# Goal
Pull every line of the entries that has the word "中国对日直接投资存量稳步增长".

# Supplied material
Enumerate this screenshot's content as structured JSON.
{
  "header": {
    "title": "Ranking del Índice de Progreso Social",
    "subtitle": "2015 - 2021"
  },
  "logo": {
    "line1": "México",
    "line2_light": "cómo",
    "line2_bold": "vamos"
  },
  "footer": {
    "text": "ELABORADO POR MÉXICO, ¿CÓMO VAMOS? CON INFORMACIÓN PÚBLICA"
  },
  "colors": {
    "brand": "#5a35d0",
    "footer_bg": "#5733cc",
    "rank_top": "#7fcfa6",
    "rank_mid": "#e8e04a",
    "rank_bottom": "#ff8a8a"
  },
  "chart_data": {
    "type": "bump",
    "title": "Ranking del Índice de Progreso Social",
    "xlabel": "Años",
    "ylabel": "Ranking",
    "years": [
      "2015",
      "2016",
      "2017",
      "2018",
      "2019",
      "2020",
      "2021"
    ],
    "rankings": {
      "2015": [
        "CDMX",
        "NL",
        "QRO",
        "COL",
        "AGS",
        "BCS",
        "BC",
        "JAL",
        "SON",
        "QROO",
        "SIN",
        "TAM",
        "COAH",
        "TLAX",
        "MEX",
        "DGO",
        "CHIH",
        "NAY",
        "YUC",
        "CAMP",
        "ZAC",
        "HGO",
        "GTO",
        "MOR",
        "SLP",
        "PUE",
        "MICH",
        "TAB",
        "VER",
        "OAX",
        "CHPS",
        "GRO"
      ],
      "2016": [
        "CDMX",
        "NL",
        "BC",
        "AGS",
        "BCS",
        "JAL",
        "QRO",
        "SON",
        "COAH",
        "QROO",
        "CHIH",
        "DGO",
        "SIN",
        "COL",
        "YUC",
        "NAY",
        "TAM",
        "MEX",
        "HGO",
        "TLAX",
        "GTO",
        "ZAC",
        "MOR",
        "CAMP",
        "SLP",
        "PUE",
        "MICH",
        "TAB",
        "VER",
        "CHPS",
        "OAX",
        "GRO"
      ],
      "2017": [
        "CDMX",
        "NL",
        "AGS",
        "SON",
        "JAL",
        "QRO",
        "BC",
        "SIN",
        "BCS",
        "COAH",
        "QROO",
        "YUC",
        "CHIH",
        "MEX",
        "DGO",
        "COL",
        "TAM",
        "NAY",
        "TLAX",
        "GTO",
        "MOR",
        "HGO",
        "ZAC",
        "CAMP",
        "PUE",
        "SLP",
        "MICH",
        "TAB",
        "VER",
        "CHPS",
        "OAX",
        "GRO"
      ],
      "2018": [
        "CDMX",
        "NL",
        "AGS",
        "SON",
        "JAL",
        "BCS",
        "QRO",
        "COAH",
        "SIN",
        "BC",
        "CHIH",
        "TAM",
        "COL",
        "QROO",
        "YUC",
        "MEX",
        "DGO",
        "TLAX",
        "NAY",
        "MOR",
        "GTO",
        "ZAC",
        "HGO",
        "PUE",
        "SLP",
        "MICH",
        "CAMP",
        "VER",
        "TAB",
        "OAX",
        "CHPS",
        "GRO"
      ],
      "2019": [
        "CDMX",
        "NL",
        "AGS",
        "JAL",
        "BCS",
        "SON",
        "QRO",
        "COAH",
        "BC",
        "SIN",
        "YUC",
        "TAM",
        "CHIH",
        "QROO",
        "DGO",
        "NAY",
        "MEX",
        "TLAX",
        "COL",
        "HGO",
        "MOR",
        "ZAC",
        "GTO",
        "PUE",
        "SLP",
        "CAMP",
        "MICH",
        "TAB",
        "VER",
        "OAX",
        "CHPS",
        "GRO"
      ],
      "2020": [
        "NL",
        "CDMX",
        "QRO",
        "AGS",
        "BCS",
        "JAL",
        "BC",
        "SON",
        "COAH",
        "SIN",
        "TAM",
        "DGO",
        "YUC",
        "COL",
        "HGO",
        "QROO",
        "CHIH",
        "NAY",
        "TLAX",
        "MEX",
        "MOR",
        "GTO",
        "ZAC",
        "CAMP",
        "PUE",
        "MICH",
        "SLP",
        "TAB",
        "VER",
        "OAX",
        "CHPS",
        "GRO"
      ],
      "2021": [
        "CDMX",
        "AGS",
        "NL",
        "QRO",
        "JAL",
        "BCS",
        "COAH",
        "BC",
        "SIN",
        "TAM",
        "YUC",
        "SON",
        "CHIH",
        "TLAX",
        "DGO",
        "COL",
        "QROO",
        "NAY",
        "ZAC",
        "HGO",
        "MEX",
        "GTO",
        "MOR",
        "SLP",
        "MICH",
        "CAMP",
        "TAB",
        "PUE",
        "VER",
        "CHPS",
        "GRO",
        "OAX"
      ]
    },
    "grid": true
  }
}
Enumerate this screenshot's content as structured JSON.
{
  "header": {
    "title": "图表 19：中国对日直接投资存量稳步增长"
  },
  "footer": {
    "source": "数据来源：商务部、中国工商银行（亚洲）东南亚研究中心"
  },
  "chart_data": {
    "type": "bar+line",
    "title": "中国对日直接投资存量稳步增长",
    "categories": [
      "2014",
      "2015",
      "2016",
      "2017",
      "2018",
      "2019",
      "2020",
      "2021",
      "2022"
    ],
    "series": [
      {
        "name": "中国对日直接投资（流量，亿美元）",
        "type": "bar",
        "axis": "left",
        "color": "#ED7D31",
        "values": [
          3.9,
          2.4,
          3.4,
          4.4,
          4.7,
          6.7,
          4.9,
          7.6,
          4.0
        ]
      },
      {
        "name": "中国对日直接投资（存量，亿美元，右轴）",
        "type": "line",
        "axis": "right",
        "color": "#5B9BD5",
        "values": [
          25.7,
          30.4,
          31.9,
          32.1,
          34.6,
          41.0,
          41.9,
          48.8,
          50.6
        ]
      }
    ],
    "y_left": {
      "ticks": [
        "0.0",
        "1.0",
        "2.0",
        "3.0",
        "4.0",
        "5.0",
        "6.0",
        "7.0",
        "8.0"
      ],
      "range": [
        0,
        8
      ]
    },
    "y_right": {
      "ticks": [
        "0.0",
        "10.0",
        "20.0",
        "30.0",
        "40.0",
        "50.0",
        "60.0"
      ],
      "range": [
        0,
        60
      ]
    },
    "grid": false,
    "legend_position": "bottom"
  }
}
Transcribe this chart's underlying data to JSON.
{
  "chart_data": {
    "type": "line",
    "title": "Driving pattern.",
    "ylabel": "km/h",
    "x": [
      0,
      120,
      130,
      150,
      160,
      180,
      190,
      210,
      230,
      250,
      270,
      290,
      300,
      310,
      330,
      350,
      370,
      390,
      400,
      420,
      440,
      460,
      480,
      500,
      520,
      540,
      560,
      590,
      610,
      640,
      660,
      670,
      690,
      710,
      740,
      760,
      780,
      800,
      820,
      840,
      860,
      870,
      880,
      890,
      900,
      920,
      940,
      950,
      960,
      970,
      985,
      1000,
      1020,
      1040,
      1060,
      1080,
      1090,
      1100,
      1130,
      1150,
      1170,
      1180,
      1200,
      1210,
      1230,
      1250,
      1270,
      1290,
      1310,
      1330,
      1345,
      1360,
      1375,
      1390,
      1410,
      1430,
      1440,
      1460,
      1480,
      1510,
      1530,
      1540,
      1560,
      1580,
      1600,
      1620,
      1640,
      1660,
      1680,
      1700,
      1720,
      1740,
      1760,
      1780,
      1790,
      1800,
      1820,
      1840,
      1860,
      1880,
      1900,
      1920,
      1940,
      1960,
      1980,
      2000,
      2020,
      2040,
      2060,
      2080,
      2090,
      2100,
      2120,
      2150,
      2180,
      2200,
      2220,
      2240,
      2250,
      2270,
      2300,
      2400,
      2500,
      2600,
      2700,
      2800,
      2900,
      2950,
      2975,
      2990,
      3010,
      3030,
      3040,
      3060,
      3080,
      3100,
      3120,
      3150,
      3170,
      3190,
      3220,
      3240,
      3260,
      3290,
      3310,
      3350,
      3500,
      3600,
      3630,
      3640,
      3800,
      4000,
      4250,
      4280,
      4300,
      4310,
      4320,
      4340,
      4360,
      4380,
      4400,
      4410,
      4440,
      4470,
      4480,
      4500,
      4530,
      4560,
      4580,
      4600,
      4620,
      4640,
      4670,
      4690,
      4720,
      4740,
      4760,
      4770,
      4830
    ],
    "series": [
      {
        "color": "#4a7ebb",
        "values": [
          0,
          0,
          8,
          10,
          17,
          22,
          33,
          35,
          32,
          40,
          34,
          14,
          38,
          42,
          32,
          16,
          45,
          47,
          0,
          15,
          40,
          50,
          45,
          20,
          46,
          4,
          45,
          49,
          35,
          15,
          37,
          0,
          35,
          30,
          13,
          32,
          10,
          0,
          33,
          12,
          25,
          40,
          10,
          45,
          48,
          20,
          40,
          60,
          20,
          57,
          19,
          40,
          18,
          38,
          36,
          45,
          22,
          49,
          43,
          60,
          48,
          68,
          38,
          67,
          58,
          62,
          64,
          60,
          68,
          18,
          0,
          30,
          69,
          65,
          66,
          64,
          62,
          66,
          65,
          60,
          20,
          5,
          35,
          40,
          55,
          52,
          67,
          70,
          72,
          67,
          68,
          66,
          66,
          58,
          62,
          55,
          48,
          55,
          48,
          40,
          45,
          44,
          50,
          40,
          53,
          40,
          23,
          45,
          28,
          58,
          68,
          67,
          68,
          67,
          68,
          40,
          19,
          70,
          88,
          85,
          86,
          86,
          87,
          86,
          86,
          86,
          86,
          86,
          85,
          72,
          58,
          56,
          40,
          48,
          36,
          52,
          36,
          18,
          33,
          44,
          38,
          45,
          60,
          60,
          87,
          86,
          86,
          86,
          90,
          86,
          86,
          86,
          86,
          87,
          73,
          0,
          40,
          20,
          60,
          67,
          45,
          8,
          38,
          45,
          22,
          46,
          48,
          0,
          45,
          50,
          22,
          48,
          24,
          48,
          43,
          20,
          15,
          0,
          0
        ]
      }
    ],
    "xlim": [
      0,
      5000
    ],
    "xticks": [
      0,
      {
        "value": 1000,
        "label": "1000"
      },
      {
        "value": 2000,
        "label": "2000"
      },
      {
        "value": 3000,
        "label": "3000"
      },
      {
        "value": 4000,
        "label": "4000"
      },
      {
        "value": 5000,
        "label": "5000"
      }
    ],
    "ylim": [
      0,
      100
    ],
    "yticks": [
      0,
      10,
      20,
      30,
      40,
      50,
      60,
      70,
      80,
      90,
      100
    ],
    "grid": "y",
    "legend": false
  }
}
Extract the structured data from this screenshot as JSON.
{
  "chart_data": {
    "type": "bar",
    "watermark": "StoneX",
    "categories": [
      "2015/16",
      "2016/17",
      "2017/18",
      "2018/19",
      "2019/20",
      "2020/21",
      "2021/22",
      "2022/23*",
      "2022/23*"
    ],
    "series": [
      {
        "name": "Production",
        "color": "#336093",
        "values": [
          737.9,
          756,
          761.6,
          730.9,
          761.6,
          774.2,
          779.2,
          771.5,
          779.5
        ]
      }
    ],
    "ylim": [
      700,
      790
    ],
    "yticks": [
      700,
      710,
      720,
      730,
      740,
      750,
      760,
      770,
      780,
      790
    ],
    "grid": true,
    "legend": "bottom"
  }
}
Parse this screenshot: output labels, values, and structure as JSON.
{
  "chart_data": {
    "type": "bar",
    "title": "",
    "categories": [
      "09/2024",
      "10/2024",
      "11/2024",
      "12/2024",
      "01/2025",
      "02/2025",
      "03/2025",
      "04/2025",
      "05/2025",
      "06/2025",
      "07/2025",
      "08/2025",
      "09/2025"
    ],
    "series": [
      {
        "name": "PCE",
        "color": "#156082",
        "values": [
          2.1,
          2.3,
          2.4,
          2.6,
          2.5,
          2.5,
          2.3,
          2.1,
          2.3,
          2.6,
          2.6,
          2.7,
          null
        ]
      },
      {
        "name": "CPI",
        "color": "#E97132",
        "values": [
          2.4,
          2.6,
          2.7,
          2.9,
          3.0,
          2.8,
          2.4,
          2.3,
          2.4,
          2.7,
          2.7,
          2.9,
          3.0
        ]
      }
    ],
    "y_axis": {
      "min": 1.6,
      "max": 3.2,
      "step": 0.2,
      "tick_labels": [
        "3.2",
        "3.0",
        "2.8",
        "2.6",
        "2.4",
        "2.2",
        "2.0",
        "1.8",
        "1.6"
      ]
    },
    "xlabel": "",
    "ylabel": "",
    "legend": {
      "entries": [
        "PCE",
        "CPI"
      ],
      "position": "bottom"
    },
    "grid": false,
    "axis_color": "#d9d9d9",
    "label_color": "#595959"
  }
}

# Response to this task
    "title": "图表 19：中国对日直接投资存量稳步增长"
    "title": "中国对日直接投资存量稳步增长",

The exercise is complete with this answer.